● **TO DO**:
#1 Using the passage on SMPDB below, list every file format in which it says users may download pathways.
#2 In the passage on SMPDB below, after the interfaces of which two databases is the SMPDB interface partly modeled?
#3 From the passage on SMPDB below, reproduce verbatim the part that opens with the words containing "SMPDB is also" and closes with "technologies in metabolomics.".

● **EXCERPT TO READ**:
..............................

SMPDB is also supported by The Metabolomics Innovation Centre, a Genome Canada-funded core facility serving the scientific community and industry with world-class expertise and cutting-edge technologies in metabolomics.
The SMPDB interface is modeled to some extent after the interface used for DrugBank and the HMDB with a navigation bar for browsing, searching, and downloading the database. On the navigation bar is a simple text query box that supports general text queries of the entire textual component of the database. SMPDB may be browsed by pathway, chemical compound, and protein complex. The pathway browse view generates a tabular synopsis of SMPDB's content with thumbnail images of the pathway diagrams, textual descriptions of the pathway, as well as lists of the corresponding chemical components and enzyme/protein complex components. This browse view allows users to casually scroll through the database, select different pathway categories, or re-sort its contents. Clicking on a given thumbnail image or its corresponding pathway button brings up a full-screen image for the selected pathway. Once opened, the pathway image may be navigated using the zoom and scroll buttons. As with most pathway databases, all of the chemical structures and proteins illustrated in SMPDB's diagrams are hyperlinked to other online databases or tables. SMPDB pathways can be visualized with full colour and detail or simplified into a black and white diagram with nodes and edges. Users may download pathways in image (SVG, PNG) and textual data exchange formats (BioPAX, SBGN, SBML, PWML), as well as chemical compound and protein complex information (including structures and sequences) on the downloads page.

..............................

● **GIVEN RECORDS**:
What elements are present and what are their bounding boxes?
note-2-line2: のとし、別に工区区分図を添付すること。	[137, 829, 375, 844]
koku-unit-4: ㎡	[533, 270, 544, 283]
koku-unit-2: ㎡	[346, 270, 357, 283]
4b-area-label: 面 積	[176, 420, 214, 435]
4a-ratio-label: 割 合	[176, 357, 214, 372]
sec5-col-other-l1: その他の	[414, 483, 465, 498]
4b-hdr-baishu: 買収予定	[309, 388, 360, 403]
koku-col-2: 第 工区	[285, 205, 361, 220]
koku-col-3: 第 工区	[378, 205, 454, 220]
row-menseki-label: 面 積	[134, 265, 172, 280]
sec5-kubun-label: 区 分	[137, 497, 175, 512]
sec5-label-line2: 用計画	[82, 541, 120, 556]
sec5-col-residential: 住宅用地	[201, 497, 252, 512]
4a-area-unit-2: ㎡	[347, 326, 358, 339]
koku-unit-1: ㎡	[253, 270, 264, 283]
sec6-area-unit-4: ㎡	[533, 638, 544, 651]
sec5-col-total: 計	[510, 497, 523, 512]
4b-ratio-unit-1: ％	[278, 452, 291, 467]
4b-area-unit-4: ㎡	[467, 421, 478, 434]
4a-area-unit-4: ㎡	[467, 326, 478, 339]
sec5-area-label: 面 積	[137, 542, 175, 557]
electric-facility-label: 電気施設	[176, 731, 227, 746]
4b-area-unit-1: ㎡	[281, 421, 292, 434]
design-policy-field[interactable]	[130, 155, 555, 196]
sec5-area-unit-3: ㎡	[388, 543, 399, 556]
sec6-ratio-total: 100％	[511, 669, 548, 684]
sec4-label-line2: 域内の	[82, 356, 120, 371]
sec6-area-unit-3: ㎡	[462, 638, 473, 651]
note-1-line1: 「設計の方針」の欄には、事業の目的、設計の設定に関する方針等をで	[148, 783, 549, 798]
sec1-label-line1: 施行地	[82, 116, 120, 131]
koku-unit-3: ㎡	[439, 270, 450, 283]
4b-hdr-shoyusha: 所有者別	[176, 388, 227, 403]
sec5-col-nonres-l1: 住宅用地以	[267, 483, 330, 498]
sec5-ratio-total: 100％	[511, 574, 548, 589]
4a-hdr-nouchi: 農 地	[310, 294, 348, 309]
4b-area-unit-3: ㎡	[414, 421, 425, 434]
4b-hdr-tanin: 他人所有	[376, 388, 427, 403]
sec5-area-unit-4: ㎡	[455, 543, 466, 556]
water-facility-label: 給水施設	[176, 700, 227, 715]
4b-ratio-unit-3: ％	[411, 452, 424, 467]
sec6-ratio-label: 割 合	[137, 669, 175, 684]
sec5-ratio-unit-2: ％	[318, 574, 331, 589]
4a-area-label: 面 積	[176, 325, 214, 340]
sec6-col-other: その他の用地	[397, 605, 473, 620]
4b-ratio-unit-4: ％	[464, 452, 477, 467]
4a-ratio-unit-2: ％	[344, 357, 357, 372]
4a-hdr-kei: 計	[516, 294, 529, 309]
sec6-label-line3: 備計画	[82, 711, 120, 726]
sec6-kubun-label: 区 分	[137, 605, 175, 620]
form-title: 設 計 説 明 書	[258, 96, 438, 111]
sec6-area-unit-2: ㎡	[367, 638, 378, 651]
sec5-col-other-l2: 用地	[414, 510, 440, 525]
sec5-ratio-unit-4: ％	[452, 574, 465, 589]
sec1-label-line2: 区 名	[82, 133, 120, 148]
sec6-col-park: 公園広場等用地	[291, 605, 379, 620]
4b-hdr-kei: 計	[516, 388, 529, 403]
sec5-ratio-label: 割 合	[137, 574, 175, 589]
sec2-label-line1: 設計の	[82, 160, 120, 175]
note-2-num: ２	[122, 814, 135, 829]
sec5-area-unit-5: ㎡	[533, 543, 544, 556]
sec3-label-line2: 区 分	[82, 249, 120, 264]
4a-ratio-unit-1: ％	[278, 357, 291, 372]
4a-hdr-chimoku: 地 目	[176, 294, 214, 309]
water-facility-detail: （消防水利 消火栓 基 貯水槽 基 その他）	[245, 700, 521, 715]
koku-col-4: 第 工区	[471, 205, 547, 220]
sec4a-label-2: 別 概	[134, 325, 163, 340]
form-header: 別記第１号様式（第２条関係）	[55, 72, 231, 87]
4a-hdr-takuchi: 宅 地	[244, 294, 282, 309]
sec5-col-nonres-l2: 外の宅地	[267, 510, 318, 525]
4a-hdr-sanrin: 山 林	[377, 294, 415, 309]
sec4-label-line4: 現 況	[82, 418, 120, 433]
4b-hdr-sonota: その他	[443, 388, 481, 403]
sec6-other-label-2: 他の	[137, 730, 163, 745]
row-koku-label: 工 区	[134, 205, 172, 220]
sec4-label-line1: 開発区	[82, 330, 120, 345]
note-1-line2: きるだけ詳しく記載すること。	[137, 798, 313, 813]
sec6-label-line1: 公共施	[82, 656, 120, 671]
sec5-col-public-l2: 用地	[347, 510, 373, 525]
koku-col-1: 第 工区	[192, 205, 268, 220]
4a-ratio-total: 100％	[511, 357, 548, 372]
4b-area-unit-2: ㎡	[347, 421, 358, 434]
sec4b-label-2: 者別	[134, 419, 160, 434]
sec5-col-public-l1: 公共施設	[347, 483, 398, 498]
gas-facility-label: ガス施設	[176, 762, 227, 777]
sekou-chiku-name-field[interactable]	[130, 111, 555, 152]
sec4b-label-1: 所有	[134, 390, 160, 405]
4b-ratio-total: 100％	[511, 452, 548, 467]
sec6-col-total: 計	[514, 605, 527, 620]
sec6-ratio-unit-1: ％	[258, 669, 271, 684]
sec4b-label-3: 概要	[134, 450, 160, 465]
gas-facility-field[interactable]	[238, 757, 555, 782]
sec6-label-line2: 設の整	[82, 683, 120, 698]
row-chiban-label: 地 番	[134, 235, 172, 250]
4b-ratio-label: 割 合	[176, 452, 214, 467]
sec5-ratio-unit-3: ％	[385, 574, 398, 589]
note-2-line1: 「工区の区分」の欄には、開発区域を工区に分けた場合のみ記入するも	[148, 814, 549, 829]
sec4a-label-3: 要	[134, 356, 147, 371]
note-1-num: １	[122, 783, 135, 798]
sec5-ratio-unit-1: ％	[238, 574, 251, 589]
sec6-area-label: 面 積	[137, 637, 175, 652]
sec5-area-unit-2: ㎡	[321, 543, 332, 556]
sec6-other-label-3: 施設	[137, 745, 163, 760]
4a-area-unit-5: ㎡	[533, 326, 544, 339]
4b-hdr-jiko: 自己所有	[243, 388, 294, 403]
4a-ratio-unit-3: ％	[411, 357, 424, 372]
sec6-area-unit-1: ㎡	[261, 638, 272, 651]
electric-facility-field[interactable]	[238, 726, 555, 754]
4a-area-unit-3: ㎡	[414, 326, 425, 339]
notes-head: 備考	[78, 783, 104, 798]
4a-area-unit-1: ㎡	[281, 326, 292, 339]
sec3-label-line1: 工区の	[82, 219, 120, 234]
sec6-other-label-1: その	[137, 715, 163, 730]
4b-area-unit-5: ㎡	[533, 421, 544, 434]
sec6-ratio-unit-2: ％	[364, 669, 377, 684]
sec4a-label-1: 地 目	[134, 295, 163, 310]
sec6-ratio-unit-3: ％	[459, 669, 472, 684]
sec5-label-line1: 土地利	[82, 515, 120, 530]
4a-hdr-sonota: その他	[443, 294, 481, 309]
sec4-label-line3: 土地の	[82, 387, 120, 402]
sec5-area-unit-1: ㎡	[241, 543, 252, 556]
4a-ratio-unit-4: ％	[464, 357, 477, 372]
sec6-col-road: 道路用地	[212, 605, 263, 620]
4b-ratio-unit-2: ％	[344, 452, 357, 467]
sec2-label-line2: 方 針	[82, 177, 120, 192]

..............................

● **SOLUTIONS TO THE EXERCISE**:
#1 SVG, PNG, BioPAX, SBGN, SBML, PWML

#2 DrugBank and the HMDB.

#3
SMPDB is also supported by The Metabolomics Innovation Centre, a Genome Canada-funded core facility serving the scientific community and industry with world-class expertise and cutting-edge technologies in metabolomics.